**RECORDS FOR THE EXERCISE:**
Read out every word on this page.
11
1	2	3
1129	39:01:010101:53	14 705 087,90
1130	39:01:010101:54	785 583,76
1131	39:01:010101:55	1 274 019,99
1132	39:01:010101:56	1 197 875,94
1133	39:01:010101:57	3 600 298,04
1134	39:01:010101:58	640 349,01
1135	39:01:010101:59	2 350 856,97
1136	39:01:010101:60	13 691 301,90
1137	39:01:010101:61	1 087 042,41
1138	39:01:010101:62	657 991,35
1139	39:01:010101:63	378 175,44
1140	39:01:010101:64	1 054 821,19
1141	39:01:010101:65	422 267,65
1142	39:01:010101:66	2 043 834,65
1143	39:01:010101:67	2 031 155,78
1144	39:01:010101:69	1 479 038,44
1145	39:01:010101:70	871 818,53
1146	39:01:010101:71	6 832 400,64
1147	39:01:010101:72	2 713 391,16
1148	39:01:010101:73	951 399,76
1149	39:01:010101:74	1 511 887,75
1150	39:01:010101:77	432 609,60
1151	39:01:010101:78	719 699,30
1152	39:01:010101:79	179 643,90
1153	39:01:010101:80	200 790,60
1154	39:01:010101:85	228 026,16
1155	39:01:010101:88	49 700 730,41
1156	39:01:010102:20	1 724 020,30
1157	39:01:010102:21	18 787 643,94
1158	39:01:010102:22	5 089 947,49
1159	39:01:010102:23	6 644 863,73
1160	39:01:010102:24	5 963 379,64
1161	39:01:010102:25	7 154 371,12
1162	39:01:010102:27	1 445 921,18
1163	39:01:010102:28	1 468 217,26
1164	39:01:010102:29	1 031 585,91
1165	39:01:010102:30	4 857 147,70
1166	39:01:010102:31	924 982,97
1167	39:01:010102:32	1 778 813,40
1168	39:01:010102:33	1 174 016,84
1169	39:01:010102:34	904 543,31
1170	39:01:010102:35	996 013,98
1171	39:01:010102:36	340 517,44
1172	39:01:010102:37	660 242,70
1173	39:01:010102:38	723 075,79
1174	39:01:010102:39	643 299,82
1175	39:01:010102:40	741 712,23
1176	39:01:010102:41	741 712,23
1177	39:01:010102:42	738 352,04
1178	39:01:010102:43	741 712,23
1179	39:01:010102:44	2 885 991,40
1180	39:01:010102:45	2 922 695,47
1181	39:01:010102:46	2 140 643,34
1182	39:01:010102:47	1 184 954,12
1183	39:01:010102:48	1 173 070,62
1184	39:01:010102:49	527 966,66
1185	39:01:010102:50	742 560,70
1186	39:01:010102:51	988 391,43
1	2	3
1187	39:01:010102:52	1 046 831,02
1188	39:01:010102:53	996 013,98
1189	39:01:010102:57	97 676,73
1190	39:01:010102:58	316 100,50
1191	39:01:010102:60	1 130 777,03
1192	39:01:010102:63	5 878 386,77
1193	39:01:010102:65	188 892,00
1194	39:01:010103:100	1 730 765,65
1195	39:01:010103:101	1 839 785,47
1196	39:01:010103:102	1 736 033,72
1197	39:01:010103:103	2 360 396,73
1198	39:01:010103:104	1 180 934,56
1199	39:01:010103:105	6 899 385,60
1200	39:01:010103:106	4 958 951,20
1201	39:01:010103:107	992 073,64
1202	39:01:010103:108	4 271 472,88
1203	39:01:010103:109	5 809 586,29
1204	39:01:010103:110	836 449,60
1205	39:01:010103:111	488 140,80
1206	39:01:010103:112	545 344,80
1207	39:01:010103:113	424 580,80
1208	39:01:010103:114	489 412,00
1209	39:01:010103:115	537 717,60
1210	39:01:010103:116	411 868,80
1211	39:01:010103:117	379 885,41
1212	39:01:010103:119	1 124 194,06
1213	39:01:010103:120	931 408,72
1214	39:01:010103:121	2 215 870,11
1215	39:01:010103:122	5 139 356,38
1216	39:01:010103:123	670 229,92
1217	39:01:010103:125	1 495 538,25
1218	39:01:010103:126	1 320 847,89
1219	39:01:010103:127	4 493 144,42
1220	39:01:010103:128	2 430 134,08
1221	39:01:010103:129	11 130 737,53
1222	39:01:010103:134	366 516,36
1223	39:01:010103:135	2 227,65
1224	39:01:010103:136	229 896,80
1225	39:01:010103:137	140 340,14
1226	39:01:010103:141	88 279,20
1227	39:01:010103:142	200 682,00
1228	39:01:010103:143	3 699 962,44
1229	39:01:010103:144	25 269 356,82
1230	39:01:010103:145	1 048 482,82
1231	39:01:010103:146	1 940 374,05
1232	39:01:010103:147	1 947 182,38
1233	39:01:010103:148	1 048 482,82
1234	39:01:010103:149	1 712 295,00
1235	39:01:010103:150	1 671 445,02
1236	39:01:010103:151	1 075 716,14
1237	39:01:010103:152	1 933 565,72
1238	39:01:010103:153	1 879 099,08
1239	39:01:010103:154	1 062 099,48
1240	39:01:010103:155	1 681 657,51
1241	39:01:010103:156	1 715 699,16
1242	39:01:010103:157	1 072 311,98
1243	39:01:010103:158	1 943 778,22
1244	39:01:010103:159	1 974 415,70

**GOAL:** Repeat each of the entries above precisely as given.

**REPLY TO THE EXERCISE:**
Read out every word on this page.
11
1	2	3
1129	39:01:010101:53	14 705 087,90
1130	39:01:010101:54	785 583,76
1131	39:01:010101:55	1 274 019,99
1132	39:01:010101:56	1 197 875,94
1133	39:01:010101:57	3 600 298,04
1134	39:01:010101:58	640 349,01
1135	39:01:010101:59	2 350 856,97
1136	39:01:010101:60	13 691 301,90
1137	39:01:010101:61	1 087 042,41
1138	39:01:010101:62	657 991,35
1139	39:01:010101:63	378 175,44
1140	39:01:010101:64	1 054 821,19
1141	39:01:010101:65	422 267,65
1142	39:01:010101:66	2 043 834,65
1143	39:01:010101:67	2 031 155,78
1144	39:01:010101:69	1 479 038,44
1145	39:01:010101:70	871 818,53
1146	39:01:010101:71	6 832 400,64
1147	39:01:010101:72	2 713 391,16
1148	39:01:010101:73	951 399,76
1149	39:01:010101:74	1 511 887,75
1150	39:01:010101:77	432 609,60
1151	39:01:010101:78	719 699,30
1152	39:01:010101:79	179 643,90
1153	39:01:010101:80	200 790,60
1154	39:01:010101:85	228 026,16
1155	39:01:010101:88	49 700 730,41
1156	39:01:010102:20	1 724 020,30
1157	39:01:010102:21	18 787 643,94
1158	39:01:010102:22	5 089 947,49
1159	39:01:010102:23	6 644 863,73
1160	39:01:010102:24	5 963 379,64
1161	39:01:010102:25	7 154 371,12
1162	39:01:010102:27	1 445 921,18
1163	39:01:010102:28	1 468 217,26
1164	39:01:010102:29	1 031 585,91
1165	39:01:010102:30	4 857 147,70
1166	39:01:010102:31	924 982,97
1167	39:01:010102:32	1 778 813,40
1168	39:01:010102:33	1 174 016,84
1169	39:01:010102:34	904 543,31
1170	39:01:010102:35	996 013,98
1171	39:01:010102:36	340 517,44
1172	39:01:010102:37	660 242,70
1173	39:01:010102:38	723 075,79
1174	39:01:010102:39	643 299,82
1175	39:01:010102:40	741 712,23
1176	39:01:010102:41	741 712,23
1177	39:01:010102:42	738 352,04
1178	39:01:010102:43	741 712,23
1179	39:01:010102:44	2 885 991,40
1180	39:01:010102:45	2 922 695,47
1181	39:01:010102:46	2 140 643,34
1182	39:01:010102:47	1 184 954,12
1183	39:01:010102:48	1 173 070,62
1184	39:01:010102:49	527 966,66
1185	39:01:010102:50	742 560,70
1186	39:01:010102:51	988 391,43
1	2	3
1187	39:01:010102:52	1 046 831,02
1188	39:01:010102:53	996 013,98
1189	39:01:010102:57	97 676,73
1190	39:01:010102:58	316 100,50
1191	39:01:010102:60	1 130 777,03
1192	39:01:010102:63	5 878 386,77
1193	39:01:010102:65	188 892,00
1194	39:01:010103:100	1 730 765,65
1195	39:01:010103:101	1 839 785,47
1196	39:01:010103:102	1 736 033,72
1197	39:01:010103:103	2 360 396,73
1198	39:01:010103:104	1 180 934,56
1199	39:01:010103:105	6 899 385,60
1200	39:01:010103:106	4 958 951,20
1201	39:01:010103:107	992 073,64
1202	39:01:010103:108	4 271 472,88
1203	39:01:010103:109	5 809 586,29
1204	39:01:010103:110	836 449,60
1205	39:01:010103:111	488 140,80
1206	39:01:010103:112	545 344,80
1207	39:01:010103:113	424 580,80
1208	39:01:010103:114	489 412,00
1209	39:01:010103:115	537 717,60
1210	39:01:010103:116	411 868,80
1211	39:01:010103:117	379 885,41
1212	39:01:010103:119	1 124 194,06
1213	39:01:010103:120	931 408,72
1214	39:01:010103:121	2 215 870,11
1215	39:01:010103:122	5 139 356,38
1216	39:01:010103:123	670 229,92
1217	39:01:010103:125	1 495 538,25
1218	39:01:010103:126	1 320 847,89
1219	39:01:010103:127	4 493 144,42
1220	39:01:010103:128	2 430 134,08
1221	39:01:010103:129	11 130 737,53
1222	39:01:010103:134	366 516,36
1223	39:01:010103:135	2 227,65
1224	39:01:010103:136	229 896,80
1225	39:01:010103:137	140 340,14
1226	39:01:010103:141	88 279,20
1227	39:01:010103:142	200 682,00
1228	39:01:010103:143	3 699 962,44
1229	39:01:010103:144	25 269 356,82
1230	39:01:010103:145	1 048 482,82
1231	39:01:010103:146	1 940 374,05
1232	39:01:010103:147	1 947 182,38
1233	39:01:010103:148	1 048 482,82
1234	39:01:010103:149	1 712 295,00
1235	39:01:010103:150	1 671 445,02
1236	39:01:010103:151	1 075 716,14
1237	39:01:010103:152	1 933 565,72
1238	39:01:010103:153	1 879 099,08
1239	39:01:010103:154	1 062 099,48
1240	39:01:010103:155	1 681 657,51
1241	39:01:010103:156	1 715 699,16
1242	39:01:010103:157	1 072 311,98
1243	39:01:010103:158	1 943 778,22
1244	39:01:010103:159	1 974 415,70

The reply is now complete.